**Material for this exercise**.

::::

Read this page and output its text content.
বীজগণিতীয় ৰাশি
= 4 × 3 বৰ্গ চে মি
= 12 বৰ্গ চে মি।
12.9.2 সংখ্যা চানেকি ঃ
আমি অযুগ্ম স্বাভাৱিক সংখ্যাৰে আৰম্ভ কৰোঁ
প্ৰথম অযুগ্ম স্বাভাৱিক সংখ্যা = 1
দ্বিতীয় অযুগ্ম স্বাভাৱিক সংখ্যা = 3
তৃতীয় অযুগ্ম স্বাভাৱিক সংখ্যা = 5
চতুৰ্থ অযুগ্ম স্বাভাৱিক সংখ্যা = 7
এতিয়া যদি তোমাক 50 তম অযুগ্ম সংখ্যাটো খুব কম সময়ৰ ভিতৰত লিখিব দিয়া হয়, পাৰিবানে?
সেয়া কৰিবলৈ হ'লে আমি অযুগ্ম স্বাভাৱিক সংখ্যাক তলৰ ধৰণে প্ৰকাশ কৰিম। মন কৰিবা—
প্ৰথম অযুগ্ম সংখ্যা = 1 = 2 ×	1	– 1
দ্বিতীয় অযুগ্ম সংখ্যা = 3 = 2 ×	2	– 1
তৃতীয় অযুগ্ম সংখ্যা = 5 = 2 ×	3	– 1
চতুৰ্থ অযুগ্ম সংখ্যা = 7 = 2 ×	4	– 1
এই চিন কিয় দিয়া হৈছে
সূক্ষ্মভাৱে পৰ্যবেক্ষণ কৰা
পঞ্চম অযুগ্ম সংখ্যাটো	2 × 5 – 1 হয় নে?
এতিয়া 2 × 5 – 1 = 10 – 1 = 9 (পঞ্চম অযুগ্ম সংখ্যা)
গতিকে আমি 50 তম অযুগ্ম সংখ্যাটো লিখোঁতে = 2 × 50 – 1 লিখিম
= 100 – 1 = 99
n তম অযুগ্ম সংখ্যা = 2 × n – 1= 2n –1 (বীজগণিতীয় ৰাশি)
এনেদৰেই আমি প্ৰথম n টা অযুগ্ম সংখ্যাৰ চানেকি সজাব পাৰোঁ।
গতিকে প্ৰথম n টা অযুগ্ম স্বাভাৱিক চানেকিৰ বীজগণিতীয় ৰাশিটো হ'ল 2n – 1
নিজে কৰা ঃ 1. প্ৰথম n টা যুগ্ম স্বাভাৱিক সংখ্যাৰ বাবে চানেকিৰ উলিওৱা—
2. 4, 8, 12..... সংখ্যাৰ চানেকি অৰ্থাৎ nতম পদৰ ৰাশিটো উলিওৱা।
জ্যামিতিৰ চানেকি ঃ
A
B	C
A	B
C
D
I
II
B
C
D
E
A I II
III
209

::::

**Given task**.
Exactly reproduce every line of the records.

**Answer to this problem**.
Read this page and output its text content.
বীজগণিতীয় ৰাশি
= 4 × 3 বৰ্গ চে মি
= 12 বৰ্গ চে মি।
12.9.2 সংখ্যা চানেকি ঃ
আমি অযুগ্ম স্বাভাৱিক সংখ্যাৰে আৰম্ভ কৰোঁ
প্ৰথম অযুগ্ম স্বাভাৱিক সংখ্যা = 1
দ্বিতীয় অযুগ্ম স্বাভাৱিক সংখ্যা = 3
তৃতীয় অযুগ্ম স্বাভাৱিক সংখ্যা = 5
চতুৰ্থ অযুগ্ম স্বাভাৱিক সংখ্যা = 7
এতিয়া যদি তোমাক 50 তম অযুগ্ম সংখ্যাটো খুব কম সময়ৰ ভিতৰত লিখিব দিয়া হয়, পাৰিবানে?
সেয়া কৰিবলৈ হ'লে আমি অযুগ্ম স্বাভাৱিক সংখ্যাক তলৰ ধৰণে প্ৰকাশ কৰিম। মন কৰিবা—
প্ৰথম অযুগ্ম সংখ্যা = 1 = 2 ×	1	– 1
দ্বিতীয় অযুগ্ম সংখ্যা = 3 = 2 ×	2	– 1
তৃতীয় অযুগ্ম সংখ্যা = 5 = 2 ×	3	– 1
চতুৰ্থ অযুগ্ম সংখ্যা = 7 = 2 ×	4	– 1
এই চিন কিয় দিয়া হৈছে
সূক্ষ্মভাৱে পৰ্যবেক্ষণ কৰা
পঞ্চম অযুগ্ম সংখ্যাটো	2 × 5 – 1 হয় নে?
এতিয়া 2 × 5 – 1 = 10 – 1 = 9 (পঞ্চম অযুগ্ম সংখ্যা)
গতিকে আমি 50 তম অযুগ্ম সংখ্যাটো লিখোঁতে = 2 × 50 – 1 লিখিম
= 100 – 1 = 99
n তম অযুগ্ম সংখ্যা = 2 × n – 1= 2n –1 (বীজগণিতীয় ৰাশি)
এনেদৰেই আমি প্ৰথম n টা অযুগ্ম সংখ্যাৰ চানেকি সজাব পাৰোঁ।
গতিকে প্ৰথম n টা অযুগ্ম স্বাভাৱিক চানেকিৰ বীজগণিতীয় ৰাশিটো হ'ল 2n – 1
নিজে কৰা ঃ 1. প্ৰথম n টা যুগ্ম স্বাভাৱিক সংখ্যাৰ বাবে চানেকিৰ উলিওৱা—
2. 4, 8, 12..... সংখ্যাৰ চানেকি অৰ্থাৎ nতম পদৰ ৰাশিটো উলিওৱা।
জ্যামিতিৰ চানেকি ঃ
A
B	C
A	B
C
D
I
II
B
C
D
E
A I II
III
209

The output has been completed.